### Exercise task:
Extract all lines in the data that contain the word "vocazione".

Recorded data
▬▬▬▬▬▬

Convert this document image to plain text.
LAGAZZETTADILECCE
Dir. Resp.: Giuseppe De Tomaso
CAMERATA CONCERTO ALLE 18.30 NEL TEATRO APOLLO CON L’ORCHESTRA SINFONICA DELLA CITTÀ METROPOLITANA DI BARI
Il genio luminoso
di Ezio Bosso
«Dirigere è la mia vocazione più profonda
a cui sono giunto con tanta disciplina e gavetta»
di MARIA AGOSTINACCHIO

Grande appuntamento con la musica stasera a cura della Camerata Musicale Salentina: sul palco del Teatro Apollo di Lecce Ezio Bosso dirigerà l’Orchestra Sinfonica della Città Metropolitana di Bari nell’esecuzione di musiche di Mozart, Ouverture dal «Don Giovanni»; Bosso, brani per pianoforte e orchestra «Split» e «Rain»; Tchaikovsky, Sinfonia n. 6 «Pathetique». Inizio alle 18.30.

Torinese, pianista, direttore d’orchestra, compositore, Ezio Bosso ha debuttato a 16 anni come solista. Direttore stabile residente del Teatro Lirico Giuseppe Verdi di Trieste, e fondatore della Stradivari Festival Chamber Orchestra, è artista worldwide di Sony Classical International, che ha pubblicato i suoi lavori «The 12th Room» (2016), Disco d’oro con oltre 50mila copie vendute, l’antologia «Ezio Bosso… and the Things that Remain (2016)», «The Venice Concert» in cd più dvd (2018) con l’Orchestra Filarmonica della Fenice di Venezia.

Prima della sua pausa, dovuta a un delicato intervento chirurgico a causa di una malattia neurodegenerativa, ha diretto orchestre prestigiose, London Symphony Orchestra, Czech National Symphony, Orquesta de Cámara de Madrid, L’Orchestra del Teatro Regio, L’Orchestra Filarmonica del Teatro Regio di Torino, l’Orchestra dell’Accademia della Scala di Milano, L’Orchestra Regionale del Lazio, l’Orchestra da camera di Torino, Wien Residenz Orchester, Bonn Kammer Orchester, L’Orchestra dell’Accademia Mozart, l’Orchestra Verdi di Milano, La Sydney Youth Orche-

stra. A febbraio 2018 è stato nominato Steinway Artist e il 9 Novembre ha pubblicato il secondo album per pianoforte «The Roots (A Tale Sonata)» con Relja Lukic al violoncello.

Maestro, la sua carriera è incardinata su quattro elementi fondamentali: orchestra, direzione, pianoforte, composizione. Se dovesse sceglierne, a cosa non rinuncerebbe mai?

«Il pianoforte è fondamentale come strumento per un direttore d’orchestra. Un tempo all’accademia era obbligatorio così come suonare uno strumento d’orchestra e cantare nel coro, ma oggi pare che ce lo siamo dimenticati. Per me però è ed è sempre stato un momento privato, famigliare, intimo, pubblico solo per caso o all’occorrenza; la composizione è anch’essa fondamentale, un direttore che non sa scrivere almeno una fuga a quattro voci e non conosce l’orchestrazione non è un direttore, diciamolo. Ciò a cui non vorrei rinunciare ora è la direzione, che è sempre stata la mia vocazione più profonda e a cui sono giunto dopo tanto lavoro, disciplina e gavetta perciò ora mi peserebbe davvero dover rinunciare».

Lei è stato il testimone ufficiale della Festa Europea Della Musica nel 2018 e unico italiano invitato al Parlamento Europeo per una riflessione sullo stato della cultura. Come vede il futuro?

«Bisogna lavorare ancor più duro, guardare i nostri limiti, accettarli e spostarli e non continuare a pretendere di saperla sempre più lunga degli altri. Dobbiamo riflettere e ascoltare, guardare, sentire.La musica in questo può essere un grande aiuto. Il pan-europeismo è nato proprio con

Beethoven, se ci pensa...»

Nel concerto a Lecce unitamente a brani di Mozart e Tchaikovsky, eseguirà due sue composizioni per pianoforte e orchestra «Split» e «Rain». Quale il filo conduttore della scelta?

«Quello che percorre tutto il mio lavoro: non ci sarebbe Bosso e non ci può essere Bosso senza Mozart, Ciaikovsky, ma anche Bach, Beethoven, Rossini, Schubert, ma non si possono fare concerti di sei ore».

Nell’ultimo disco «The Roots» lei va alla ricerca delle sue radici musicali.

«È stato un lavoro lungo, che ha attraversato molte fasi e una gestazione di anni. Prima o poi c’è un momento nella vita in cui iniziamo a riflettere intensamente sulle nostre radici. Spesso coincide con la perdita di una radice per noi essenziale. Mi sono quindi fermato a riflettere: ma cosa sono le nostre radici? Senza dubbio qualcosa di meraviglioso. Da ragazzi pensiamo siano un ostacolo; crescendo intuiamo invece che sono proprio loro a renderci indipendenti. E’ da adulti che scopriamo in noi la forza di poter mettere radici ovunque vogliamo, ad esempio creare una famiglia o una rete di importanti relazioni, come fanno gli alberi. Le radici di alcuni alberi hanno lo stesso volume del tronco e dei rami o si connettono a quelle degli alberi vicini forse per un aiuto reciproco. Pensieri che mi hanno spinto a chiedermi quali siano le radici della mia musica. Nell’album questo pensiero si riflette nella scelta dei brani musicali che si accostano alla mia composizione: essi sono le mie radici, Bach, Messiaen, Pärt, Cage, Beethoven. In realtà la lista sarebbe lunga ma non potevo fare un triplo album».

▬▬▬▬▬▬

### Answer to this problem:
«Dirigere è la mia vocazione più profonda
«Il pianoforte è fondamentale come strumento per un direttore d’orchestra. Un tempo all’accademia era obbligatorio così come suonare uno strumento d’orchestra e cantare nel coro, ma oggi pare che ce lo siamo dimenticati. Per me però è ed è sempre stato un momento privato, famigliare, intimo, pubblico solo per caso o all’occorrenza; la composizione è anch’essa fondamentale, un direttore che non sa scrivere almeno una fuga a quattro voci e non conosce l’orchestrazione non è un direttore, diciamolo. Ciò a cui non vorrei rinunciare ora è la direzione, che è sempre stata la mia vocazione più profonda e a cui sono giunto dopo tanto lavoro, disciplina e gavetta perciò ora mi peserebbe davvero dover rinunciare».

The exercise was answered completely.